Given instruction ▸
Check every line below for the word "reed" and copy each one that has it.

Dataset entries
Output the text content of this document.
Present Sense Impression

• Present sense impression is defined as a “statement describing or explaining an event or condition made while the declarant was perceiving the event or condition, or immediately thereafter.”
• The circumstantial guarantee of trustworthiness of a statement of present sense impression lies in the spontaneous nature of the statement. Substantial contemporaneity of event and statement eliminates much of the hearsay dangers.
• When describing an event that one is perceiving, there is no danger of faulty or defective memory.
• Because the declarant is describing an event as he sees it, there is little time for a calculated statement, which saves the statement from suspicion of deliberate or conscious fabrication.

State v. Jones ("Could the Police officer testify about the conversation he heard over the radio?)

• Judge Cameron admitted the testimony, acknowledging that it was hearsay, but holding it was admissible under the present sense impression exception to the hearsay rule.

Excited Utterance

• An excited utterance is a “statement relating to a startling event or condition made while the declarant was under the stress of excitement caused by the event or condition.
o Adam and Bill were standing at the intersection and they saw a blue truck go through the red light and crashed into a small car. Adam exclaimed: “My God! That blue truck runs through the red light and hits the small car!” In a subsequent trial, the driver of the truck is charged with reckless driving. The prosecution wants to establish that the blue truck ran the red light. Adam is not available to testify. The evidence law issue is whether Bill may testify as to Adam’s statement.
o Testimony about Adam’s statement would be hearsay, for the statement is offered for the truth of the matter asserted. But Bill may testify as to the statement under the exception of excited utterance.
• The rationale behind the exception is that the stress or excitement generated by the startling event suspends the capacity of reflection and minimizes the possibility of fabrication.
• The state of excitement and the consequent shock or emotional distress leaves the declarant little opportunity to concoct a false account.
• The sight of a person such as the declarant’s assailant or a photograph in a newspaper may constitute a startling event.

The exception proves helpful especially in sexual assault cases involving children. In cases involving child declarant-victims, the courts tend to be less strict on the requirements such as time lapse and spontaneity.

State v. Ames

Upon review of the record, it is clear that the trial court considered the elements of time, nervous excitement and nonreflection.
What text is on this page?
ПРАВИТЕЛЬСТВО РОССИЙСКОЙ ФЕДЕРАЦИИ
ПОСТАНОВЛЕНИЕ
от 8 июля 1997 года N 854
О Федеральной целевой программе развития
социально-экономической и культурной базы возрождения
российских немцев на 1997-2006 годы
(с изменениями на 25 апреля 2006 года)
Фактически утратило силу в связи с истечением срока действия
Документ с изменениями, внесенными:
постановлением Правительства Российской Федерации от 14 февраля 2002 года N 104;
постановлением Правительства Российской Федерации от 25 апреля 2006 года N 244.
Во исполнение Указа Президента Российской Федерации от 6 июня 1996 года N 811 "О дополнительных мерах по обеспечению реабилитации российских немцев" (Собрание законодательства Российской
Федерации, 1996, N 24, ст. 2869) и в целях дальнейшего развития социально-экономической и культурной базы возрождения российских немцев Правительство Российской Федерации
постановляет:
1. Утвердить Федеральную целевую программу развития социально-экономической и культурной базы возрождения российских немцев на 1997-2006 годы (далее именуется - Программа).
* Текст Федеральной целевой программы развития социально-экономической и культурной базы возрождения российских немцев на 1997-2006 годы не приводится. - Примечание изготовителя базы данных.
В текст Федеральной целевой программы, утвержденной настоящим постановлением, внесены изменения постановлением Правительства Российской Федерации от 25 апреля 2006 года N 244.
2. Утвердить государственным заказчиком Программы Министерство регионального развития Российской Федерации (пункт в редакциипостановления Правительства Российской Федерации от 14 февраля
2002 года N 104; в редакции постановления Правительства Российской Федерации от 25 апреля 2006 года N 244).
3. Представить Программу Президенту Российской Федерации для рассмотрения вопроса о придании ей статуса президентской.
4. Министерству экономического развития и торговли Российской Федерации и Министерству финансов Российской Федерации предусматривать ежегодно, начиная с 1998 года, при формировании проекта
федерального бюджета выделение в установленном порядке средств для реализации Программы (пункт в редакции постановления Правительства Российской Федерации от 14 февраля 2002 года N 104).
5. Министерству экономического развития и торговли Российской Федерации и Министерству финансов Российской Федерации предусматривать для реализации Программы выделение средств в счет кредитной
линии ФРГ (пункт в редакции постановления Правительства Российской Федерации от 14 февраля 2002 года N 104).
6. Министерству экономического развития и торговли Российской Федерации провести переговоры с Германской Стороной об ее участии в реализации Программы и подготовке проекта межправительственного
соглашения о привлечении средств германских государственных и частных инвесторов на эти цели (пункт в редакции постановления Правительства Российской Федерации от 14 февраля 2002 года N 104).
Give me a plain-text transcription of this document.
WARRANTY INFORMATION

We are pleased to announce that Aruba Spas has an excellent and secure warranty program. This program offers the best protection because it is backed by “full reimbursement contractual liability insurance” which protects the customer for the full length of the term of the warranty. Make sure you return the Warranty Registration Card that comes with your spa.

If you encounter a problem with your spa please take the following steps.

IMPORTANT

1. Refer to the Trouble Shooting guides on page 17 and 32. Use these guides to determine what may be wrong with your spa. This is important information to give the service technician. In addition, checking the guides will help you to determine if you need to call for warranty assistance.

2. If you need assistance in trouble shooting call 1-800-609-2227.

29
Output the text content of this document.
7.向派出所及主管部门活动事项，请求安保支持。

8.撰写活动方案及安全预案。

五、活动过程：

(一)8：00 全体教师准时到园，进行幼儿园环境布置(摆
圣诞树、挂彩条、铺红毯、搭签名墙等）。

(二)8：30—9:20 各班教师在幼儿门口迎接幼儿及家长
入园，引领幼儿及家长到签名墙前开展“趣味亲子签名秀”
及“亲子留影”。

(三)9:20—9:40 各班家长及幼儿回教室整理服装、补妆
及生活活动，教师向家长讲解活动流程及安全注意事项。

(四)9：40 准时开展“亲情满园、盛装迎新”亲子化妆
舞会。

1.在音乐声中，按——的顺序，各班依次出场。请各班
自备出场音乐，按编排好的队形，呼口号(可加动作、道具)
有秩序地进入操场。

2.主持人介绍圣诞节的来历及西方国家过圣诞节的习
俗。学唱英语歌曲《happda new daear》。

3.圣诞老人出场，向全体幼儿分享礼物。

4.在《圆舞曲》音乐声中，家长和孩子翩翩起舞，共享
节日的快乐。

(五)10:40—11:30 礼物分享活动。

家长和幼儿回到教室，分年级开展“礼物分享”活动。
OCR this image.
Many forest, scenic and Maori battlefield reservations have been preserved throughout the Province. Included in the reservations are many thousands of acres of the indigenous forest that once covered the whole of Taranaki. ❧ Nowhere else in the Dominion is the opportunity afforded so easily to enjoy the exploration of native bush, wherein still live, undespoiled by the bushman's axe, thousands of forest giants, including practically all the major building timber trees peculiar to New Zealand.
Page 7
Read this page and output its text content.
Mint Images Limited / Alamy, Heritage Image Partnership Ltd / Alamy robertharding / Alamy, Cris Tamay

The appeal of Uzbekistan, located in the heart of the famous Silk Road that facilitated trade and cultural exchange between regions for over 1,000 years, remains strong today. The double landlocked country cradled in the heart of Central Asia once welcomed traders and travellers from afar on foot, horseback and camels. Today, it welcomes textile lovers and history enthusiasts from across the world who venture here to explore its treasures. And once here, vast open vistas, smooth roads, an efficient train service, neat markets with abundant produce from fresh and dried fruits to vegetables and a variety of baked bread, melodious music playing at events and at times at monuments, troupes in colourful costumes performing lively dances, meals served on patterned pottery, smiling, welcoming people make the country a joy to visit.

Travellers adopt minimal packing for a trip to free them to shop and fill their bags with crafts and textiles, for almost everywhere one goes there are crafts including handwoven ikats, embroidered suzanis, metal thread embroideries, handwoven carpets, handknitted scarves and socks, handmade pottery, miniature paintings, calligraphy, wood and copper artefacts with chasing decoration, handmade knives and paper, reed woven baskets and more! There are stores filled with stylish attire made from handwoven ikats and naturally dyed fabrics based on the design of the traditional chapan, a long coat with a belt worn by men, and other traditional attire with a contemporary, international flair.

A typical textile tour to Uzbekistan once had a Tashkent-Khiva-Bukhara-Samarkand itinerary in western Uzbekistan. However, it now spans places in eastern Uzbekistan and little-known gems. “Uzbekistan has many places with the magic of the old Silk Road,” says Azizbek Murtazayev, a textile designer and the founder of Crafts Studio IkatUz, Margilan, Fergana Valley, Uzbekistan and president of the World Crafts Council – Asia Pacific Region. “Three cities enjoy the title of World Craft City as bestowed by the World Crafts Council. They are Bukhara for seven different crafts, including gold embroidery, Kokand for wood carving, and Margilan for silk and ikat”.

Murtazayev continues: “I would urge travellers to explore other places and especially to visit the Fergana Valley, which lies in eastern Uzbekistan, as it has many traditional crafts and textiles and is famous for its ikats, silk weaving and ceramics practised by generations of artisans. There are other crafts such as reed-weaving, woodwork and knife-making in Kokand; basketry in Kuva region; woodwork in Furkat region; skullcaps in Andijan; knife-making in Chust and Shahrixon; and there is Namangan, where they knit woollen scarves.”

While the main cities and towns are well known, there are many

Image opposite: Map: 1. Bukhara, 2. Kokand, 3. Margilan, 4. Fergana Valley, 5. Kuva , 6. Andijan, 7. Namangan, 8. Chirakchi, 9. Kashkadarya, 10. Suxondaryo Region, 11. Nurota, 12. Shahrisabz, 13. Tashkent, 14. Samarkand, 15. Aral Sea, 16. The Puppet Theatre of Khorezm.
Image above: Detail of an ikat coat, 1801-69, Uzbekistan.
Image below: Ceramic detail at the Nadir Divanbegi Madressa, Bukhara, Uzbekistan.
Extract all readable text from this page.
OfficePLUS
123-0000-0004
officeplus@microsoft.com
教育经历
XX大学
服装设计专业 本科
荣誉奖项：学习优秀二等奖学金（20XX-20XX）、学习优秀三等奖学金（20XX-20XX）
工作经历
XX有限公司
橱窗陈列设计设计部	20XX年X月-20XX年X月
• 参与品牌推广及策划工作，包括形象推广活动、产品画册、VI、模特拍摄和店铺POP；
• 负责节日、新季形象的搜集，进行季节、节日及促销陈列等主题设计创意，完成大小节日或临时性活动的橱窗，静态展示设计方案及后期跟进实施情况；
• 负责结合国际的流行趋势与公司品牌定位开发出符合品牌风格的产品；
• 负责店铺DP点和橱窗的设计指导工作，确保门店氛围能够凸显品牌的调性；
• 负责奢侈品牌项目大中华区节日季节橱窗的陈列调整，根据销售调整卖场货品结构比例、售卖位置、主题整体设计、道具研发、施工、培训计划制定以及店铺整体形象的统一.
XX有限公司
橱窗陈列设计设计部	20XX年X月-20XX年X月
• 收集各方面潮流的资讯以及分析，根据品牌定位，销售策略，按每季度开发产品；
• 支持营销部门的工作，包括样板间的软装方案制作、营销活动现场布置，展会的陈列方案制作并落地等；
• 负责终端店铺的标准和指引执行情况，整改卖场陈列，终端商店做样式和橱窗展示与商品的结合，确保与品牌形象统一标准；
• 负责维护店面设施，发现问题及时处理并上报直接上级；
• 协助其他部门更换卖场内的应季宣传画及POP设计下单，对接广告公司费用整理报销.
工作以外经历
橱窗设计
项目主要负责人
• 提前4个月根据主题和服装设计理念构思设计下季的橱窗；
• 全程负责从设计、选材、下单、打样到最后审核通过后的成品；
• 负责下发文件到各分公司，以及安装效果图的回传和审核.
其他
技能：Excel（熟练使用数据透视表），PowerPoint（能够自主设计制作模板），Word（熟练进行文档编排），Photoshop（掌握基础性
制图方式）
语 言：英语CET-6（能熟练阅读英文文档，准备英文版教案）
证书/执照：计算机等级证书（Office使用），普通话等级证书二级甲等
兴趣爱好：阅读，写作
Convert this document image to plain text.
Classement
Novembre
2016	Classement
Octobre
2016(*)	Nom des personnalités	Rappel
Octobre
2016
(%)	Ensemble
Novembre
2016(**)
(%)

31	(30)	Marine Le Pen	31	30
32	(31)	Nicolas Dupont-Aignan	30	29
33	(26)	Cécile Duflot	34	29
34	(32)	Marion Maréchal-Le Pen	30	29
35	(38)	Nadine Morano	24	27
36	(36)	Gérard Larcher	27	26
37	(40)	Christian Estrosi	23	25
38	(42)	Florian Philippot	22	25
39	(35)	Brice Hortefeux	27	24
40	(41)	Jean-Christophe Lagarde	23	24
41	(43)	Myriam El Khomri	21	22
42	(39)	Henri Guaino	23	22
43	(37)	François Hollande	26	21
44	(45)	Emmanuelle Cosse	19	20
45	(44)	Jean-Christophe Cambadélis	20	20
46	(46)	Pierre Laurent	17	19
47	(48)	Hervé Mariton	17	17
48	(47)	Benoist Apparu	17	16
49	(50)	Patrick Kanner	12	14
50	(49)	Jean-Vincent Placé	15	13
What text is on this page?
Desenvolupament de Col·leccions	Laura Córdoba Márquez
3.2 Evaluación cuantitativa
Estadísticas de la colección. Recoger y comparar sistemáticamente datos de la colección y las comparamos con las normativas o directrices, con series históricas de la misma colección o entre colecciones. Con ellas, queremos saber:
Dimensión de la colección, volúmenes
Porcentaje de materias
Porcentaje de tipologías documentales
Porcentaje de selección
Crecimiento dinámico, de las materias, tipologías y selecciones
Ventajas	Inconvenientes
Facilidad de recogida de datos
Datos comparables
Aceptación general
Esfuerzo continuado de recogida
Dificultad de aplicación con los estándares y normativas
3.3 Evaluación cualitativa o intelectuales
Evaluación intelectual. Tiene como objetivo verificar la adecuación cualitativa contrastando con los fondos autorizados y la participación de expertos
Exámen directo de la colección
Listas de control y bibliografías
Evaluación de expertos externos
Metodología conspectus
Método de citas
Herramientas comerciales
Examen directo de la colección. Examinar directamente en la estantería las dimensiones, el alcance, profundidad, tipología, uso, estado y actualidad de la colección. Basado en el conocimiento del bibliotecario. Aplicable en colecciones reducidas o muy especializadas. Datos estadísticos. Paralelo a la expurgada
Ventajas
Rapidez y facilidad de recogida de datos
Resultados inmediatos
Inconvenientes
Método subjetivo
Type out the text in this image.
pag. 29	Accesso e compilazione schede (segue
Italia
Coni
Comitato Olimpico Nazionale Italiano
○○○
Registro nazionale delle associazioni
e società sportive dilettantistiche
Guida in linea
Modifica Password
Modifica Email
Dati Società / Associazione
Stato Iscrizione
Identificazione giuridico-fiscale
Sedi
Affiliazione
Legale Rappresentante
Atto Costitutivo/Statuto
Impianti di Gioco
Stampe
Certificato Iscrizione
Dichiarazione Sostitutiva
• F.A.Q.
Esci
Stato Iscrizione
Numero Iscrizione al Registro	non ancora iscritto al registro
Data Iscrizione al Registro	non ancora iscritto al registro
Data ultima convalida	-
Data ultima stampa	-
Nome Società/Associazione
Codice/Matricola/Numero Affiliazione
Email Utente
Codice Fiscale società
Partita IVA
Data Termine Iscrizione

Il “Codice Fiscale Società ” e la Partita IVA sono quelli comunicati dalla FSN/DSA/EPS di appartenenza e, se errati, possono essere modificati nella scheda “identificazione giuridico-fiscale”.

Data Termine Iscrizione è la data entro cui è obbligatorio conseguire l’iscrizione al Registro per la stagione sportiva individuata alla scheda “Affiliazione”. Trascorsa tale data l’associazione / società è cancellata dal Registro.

Exercise solution ▸
Travellers adopt minimal packing for a trip to free them to shop and fill their bags with crafts and textiles, for almost everywhere one goes there are crafts including handwoven ikats, embroidered suzanis, metal thread embroideries, handwoven carpets, handknitted scarves and socks, handmade pottery, miniature paintings, calligraphy, wood and copper artefacts with chasing decoration, handmade knives and paper, reed woven baskets and more! There are stores filled with stylish attire made from handwoven ikats and naturally dyed fabrics based on the design of the traditional chapan, a long coat with a belt worn by men, and other traditional attire with a contemporary, international flair.
Murtazayev continues: “I would urge travellers to explore other places and especially to visit the Fergana Valley, which lies in eastern Uzbekistan, as it has many traditional crafts and textiles and is famous for its ikats, silk weaving and ceramics practised by generations of artisans. There are other crafts such as reed-weaving, woodwork and knife-making in Kokand; basketry in Kuva region; woodwork in Furkat region; skullcaps in Andijan; knife-making in Chust and Shahrixon; and there is Namangan, where they knit woollen scarves.”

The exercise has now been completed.